(Task statement): In the pandas notebook excerpt, rewrite everything from "Try using .loc[row_indexer,col_indexer]" down to "pick each route?", renaming "documentation" to "official docs".

(Given text):
|---|

A value is trying to be set on a copy of a slice from a DataFrame.
Try using .loc[row_indexer,col_indexer] = value instead

See the caveats in the documentation: https://pandas.pydata.org/pandas-docs/stable/user_guide/indexing.html#returning-a-view-versus-a-copy


In [15]:
# Keep only one row per route_id
# is there another way I should pick each route?
routes_df3 = routes_df2.drop_duplicates(subset=["route_id" ])

In [16]:
# Keep only one instance of a unique ITP ID - route_name combo
routes_df3 = routes_df3.drop_duplicates(subset=["itp_id", "route_name"])

In [17]:
# Reset index after dropping
routes_df3 = routes_df3.reset_index()

In [18]:
f"{routes_df3.route_id.nunique()} unique route ids, {routes_df3.route_name.nunique()} different route names, and {routes_df3.shape_id.nunique()} different shape ids."

|---|

(Available data):
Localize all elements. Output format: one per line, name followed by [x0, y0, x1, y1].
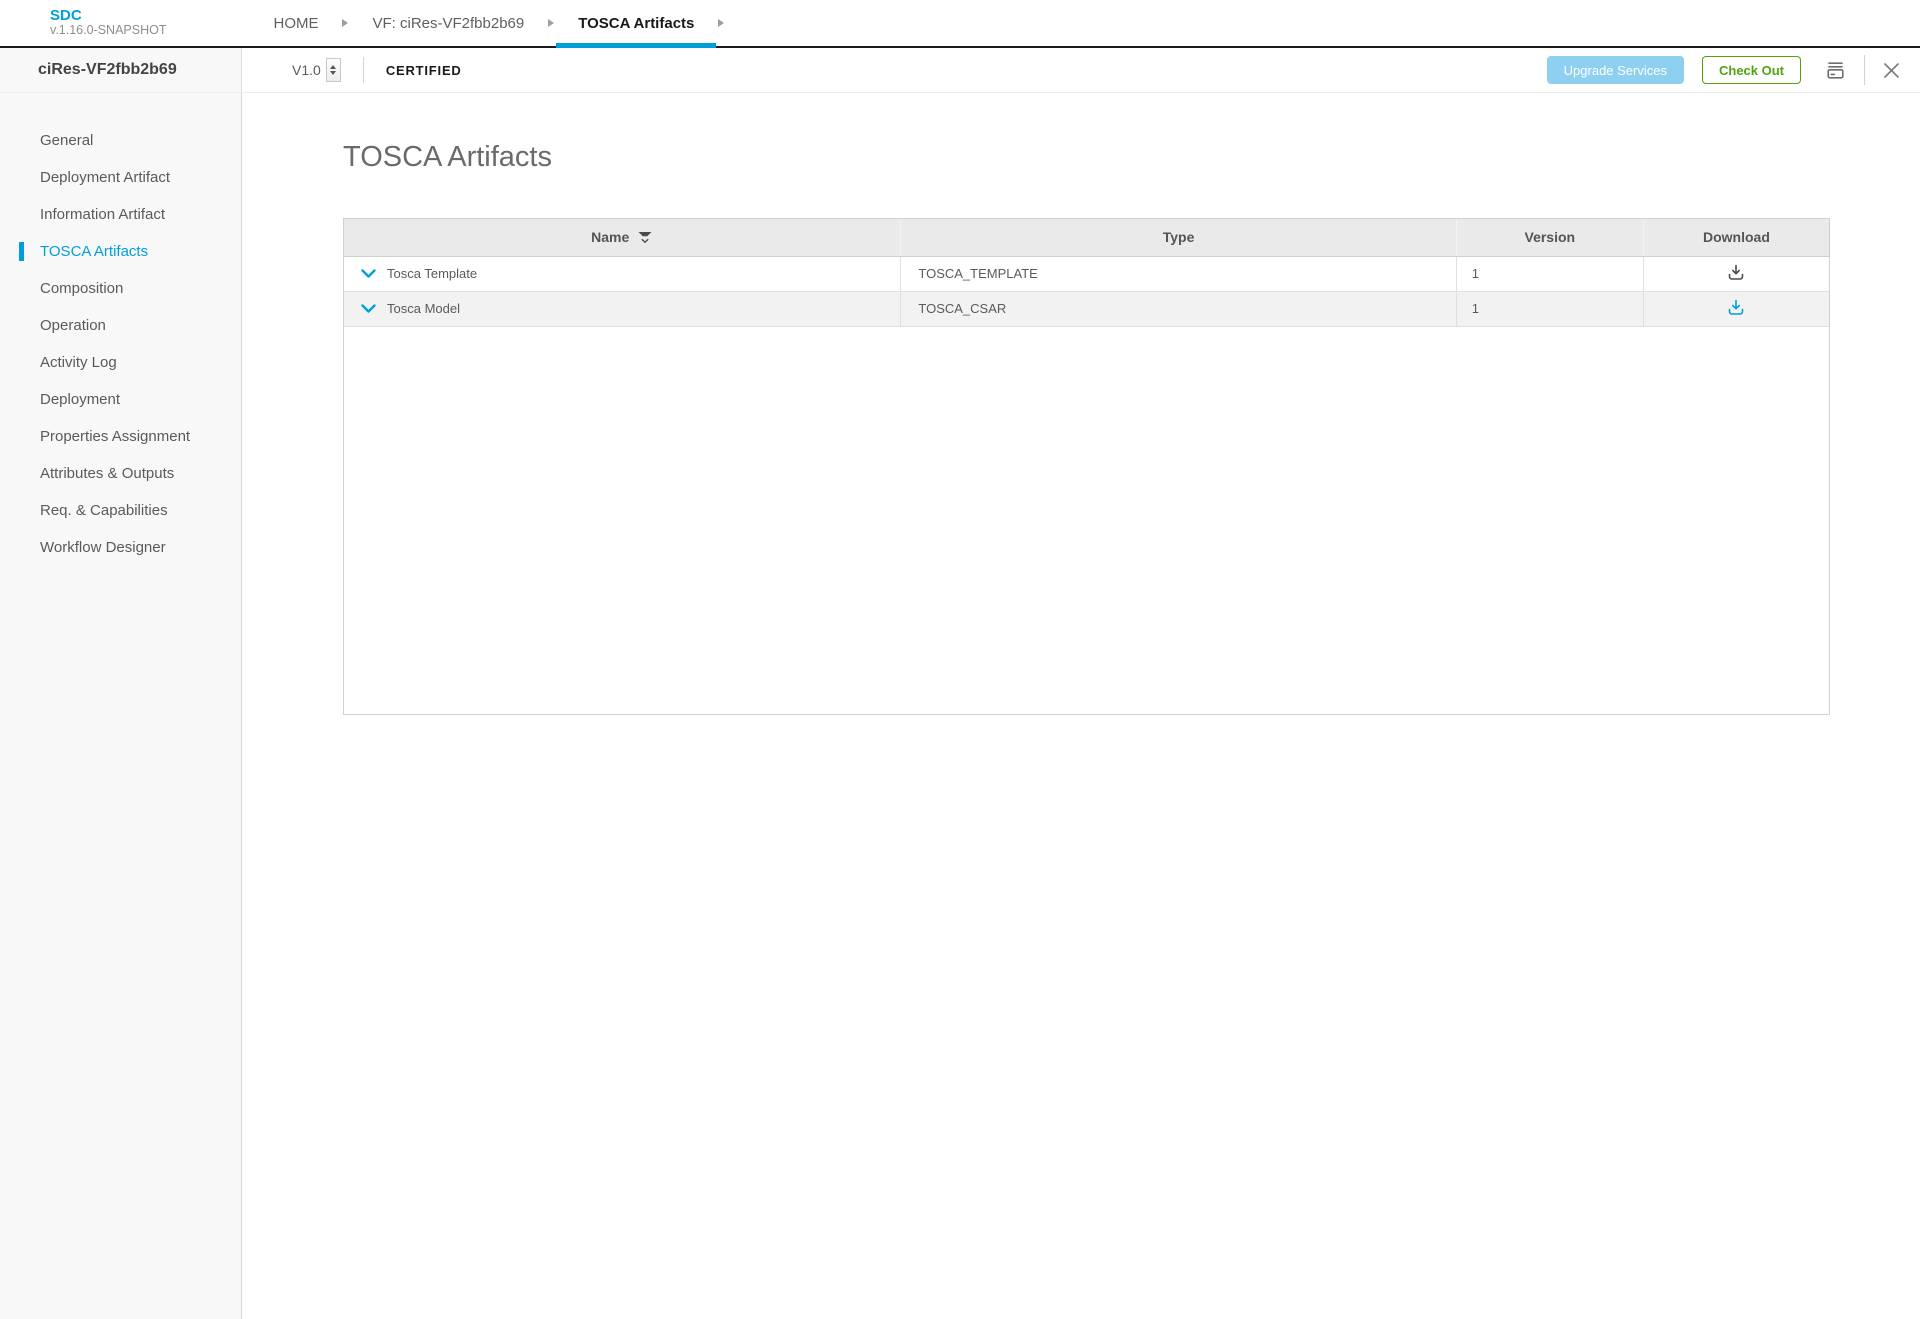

|---|

(Full output):
Try using .loc[row_indexer,col_indexer] = value instead

See the caveats in the official docs: https://pandas.pydata.org/pandas-docs/stable/user_guide/indexing.html#returning-a-view-versus-a-copy


In [15]:
# Keep only one row per route_id
# is there another way I should pick each route?